'''
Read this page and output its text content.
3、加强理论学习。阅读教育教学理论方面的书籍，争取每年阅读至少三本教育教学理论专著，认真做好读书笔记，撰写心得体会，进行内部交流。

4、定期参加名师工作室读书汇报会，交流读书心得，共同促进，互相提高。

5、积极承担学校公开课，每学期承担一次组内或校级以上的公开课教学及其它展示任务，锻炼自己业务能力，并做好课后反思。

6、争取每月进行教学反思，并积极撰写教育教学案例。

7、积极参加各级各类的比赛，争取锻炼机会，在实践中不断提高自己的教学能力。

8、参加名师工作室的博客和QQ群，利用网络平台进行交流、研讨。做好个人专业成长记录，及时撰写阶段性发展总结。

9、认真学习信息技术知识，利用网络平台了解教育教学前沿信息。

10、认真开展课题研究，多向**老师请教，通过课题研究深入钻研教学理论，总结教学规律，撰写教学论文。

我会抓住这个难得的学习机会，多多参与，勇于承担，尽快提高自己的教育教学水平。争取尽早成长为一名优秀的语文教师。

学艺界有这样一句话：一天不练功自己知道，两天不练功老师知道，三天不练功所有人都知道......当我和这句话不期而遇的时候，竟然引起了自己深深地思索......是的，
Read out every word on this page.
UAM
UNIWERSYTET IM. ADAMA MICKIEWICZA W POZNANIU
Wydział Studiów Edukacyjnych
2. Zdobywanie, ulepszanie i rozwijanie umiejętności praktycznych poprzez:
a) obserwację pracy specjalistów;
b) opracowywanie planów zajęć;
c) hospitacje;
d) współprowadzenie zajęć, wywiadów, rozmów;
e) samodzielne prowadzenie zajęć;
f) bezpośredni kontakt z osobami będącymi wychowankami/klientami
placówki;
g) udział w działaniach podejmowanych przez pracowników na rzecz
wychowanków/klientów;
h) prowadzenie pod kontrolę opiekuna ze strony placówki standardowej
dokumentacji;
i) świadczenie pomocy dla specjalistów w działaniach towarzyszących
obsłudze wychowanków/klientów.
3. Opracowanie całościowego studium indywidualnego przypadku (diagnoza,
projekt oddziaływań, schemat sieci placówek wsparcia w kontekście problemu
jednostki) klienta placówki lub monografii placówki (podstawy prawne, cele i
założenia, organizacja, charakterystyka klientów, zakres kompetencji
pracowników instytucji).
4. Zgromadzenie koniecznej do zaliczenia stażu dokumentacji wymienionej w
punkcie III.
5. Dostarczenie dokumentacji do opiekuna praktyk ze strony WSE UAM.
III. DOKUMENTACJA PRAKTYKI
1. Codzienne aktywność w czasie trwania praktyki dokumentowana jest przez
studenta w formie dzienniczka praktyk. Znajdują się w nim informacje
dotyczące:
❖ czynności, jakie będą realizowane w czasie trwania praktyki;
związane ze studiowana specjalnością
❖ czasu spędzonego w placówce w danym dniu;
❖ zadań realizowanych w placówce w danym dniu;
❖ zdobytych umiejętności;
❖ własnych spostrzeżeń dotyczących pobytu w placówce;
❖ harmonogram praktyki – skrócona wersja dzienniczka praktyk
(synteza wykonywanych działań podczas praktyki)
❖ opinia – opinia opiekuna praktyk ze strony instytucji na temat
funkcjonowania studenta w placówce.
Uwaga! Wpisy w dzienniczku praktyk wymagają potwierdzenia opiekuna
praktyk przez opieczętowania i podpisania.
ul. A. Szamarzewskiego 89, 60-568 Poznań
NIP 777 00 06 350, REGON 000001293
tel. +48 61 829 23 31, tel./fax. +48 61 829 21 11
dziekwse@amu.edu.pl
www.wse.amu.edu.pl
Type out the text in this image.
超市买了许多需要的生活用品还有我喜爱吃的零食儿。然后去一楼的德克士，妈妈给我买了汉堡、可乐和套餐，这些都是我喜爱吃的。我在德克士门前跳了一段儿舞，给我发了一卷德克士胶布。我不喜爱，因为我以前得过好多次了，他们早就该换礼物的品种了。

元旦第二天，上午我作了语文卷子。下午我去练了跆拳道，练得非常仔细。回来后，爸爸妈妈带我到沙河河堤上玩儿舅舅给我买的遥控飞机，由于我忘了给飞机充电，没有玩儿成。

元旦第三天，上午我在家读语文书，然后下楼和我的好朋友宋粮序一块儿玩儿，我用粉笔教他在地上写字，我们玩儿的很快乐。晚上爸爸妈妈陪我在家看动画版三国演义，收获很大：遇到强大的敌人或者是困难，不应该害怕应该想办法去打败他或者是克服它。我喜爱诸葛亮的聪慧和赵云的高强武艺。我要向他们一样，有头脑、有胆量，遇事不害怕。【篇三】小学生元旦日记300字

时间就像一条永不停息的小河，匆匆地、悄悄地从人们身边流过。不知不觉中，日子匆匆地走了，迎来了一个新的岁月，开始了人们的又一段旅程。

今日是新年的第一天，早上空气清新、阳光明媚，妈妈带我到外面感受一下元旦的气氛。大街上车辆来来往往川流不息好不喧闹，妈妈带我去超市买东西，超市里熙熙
'''
(To be done): Write out the entries in full, exactly as given.

(Answer below):
Read this page and output its text content.
3、加强理论学习。阅读教育教学理论方面的书籍，争取每年阅读至少三本教育教学理论专著，认真做好读书笔记，撰写心得体会，进行内部交流。

4、定期参加名师工作室读书汇报会，交流读书心得，共同促进，互相提高。

5、积极承担学校公开课，每学期承担一次组内或校级以上的公开课教学及其它展示任务，锻炼自己业务能力，并做好课后反思。

6、争取每月进行教学反思，并积极撰写教育教学案例。

7、积极参加各级各类的比赛，争取锻炼机会，在实践中不断提高自己的教学能力。

8、参加名师工作室的博客和QQ群，利用网络平台进行交流、研讨。做好个人专业成长记录，及时撰写阶段性发展总结。

9、认真学习信息技术知识，利用网络平台了解教育教学前沿信息。

10、认真开展课题研究，多向**老师请教，通过课题研究深入钻研教学理论，总结教学规律，撰写教学论文。

我会抓住这个难得的学习机会，多多参与，勇于承担，尽快提高自己的教育教学水平。争取尽早成长为一名优秀的语文教师。

学艺界有这样一句话：一天不练功自己知道，两天不练功老师知道，三天不练功所有人都知道......当我和这句话不期而遇的时候，竟然引起了自己深深地思索......是的，
Read out every word on this page.
UAM
UNIWERSYTET IM. ADAMA MICKIEWICZA W POZNANIU
Wydział Studiów Edukacyjnych
2. Zdobywanie, ulepszanie i rozwijanie umiejętności praktycznych poprzez:
a) obserwację pracy specjalistów;
b) opracowywanie planów zajęć;
c) hospitacje;
d) współprowadzenie zajęć, wywiadów, rozmów;
e) samodzielne prowadzenie zajęć;
f) bezpośredni kontakt z osobami będącymi wychowankami/klientami
placówki;
g) udział w działaniach podejmowanych przez pracowników na rzecz
wychowanków/klientów;
h) prowadzenie pod kontrolę opiekuna ze strony placówki standardowej
dokumentacji;
i) świadczenie pomocy dla specjalistów w działaniach towarzyszących
obsłudze wychowanków/klientów.
3. Opracowanie całościowego studium indywidualnego przypadku (diagnoza,
projekt oddziaływań, schemat sieci placówek wsparcia w kontekście problemu
jednostki) klienta placówki lub monografii placówki (podstawy prawne, cele i
założenia, organizacja, charakterystyka klientów, zakres kompetencji
pracowników instytucji).
4. Zgromadzenie koniecznej do zaliczenia stażu dokumentacji wymienionej w
punkcie III.
5. Dostarczenie dokumentacji do opiekuna praktyk ze strony WSE UAM.
III. DOKUMENTACJA PRAKTYKI
1. Codzienne aktywność w czasie trwania praktyki dokumentowana jest przez
studenta w formie dzienniczka praktyk. Znajdują się w nim informacje
dotyczące:
❖ czynności, jakie będą realizowane w czasie trwania praktyki;
związane ze studiowana specjalnością
❖ czasu spędzonego w placówce w danym dniu;
❖ zadań realizowanych w placówce w danym dniu;
❖ zdobytych umiejętności;
❖ własnych spostrzeżeń dotyczących pobytu w placówce;
❖ harmonogram praktyki – skrócona wersja dzienniczka praktyk
(synteza wykonywanych działań podczas praktyki)
❖ opinia – opinia opiekuna praktyk ze strony instytucji na temat
funkcjonowania studenta w placówce.
Uwaga! Wpisy w dzienniczku praktyk wymagają potwierdzenia opiekuna
praktyk przez opieczętowania i podpisania.
ul. A. Szamarzewskiego 89, 60-568 Poznań
NIP 777 00 06 350, REGON 000001293
tel. +48 61 829 23 31, tel./fax. +48 61 829 21 11
dziekwse@amu.edu.pl
www.wse.amu.edu.pl
Type out the text in this image.
超市买了许多需要的生活用品还有我喜爱吃的零食儿。然后去一楼的德克士，妈妈给我买了汉堡、可乐和套餐，这些都是我喜爱吃的。我在德克士门前跳了一段儿舞，给我发了一卷德克士胶布。我不喜爱，因为我以前得过好多次了，他们早就该换礼物的品种了。

元旦第二天，上午我作了语文卷子。下午我去练了跆拳道，练得非常仔细。回来后，爸爸妈妈带我到沙河河堤上玩儿舅舅给我买的遥控飞机，由于我忘了给飞机充电，没有玩儿成。

元旦第三天，上午我在家读语文书，然后下楼和我的好朋友宋粮序一块儿玩儿，我用粉笔教他在地上写字，我们玩儿的很快乐。晚上爸爸妈妈陪我在家看动画版三国演义，收获很大：遇到强大的敌人或者是困难，不应该害怕应该想办法去打败他或者是克服它。我喜爱诸葛亮的聪慧和赵云的高强武艺。我要向他们一样，有头脑、有胆量，遇事不害怕。【篇三】小学生元旦日记300字

时间就像一条永不停息的小河，匆匆地、悄悄地从人们身边流过。不知不觉中，日子匆匆地走了，迎来了一个新的岁月，开始了人们的又一段旅程。

今日是新年的第一天，早上空气清新、阳光明媚，妈妈带我到外面感受一下元旦的气氛。大街上车辆来来往往川流不息好不喧闹，妈妈带我去超市买东西，超市里熙熙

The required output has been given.